- **Task instructions**
Locate the word "učinit" in the material, then show every line that holds it.
### Input rows
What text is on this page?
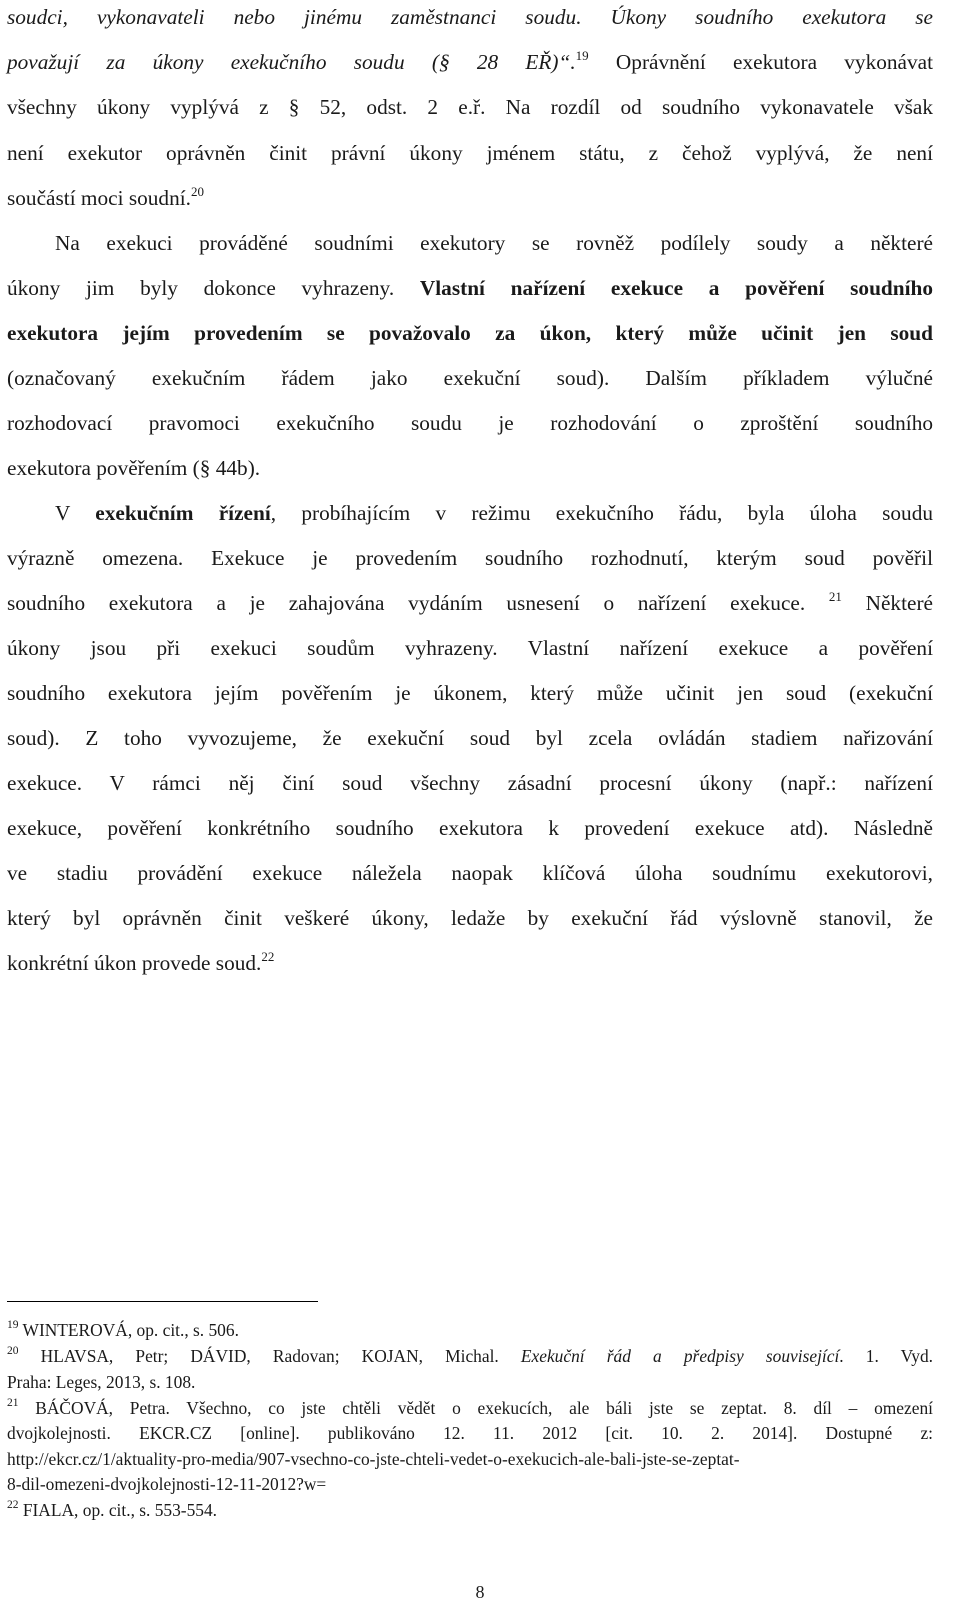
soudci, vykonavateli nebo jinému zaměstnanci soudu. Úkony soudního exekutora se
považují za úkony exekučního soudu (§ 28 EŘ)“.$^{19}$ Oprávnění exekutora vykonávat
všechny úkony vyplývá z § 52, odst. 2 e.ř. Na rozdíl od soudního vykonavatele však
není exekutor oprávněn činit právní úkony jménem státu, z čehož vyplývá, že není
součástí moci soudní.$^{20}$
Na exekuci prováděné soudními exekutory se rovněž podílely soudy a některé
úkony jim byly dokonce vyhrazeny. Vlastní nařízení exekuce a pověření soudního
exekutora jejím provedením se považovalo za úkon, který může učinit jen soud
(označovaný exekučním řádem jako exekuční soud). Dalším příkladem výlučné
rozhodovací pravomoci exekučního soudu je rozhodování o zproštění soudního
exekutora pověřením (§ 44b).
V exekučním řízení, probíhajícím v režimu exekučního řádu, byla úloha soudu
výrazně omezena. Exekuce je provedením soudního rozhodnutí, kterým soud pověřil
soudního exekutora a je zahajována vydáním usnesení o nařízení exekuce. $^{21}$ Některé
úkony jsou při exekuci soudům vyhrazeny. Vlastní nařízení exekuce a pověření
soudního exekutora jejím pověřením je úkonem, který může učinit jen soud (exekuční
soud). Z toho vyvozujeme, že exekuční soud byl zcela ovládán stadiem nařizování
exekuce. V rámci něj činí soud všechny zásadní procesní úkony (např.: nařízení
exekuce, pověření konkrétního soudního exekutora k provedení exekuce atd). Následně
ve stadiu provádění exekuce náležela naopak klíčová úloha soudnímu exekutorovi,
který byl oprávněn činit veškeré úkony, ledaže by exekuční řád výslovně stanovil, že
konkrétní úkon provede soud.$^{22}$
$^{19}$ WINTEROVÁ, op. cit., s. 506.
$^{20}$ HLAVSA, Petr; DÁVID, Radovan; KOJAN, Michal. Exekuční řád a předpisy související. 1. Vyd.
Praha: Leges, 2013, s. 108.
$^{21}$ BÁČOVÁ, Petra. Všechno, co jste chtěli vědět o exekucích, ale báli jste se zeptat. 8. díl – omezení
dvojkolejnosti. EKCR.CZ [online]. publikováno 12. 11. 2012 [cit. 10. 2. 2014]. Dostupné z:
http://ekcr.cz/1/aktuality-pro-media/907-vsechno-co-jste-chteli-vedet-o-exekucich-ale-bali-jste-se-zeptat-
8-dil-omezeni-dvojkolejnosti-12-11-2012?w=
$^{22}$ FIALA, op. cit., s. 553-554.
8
######
- **Solved problem**
exekutora jejím provedením se považovalo za úkon, který může učinit jen soud
soudního exekutora jejím pověřením je úkonem, který může učinit jen soud (exekuční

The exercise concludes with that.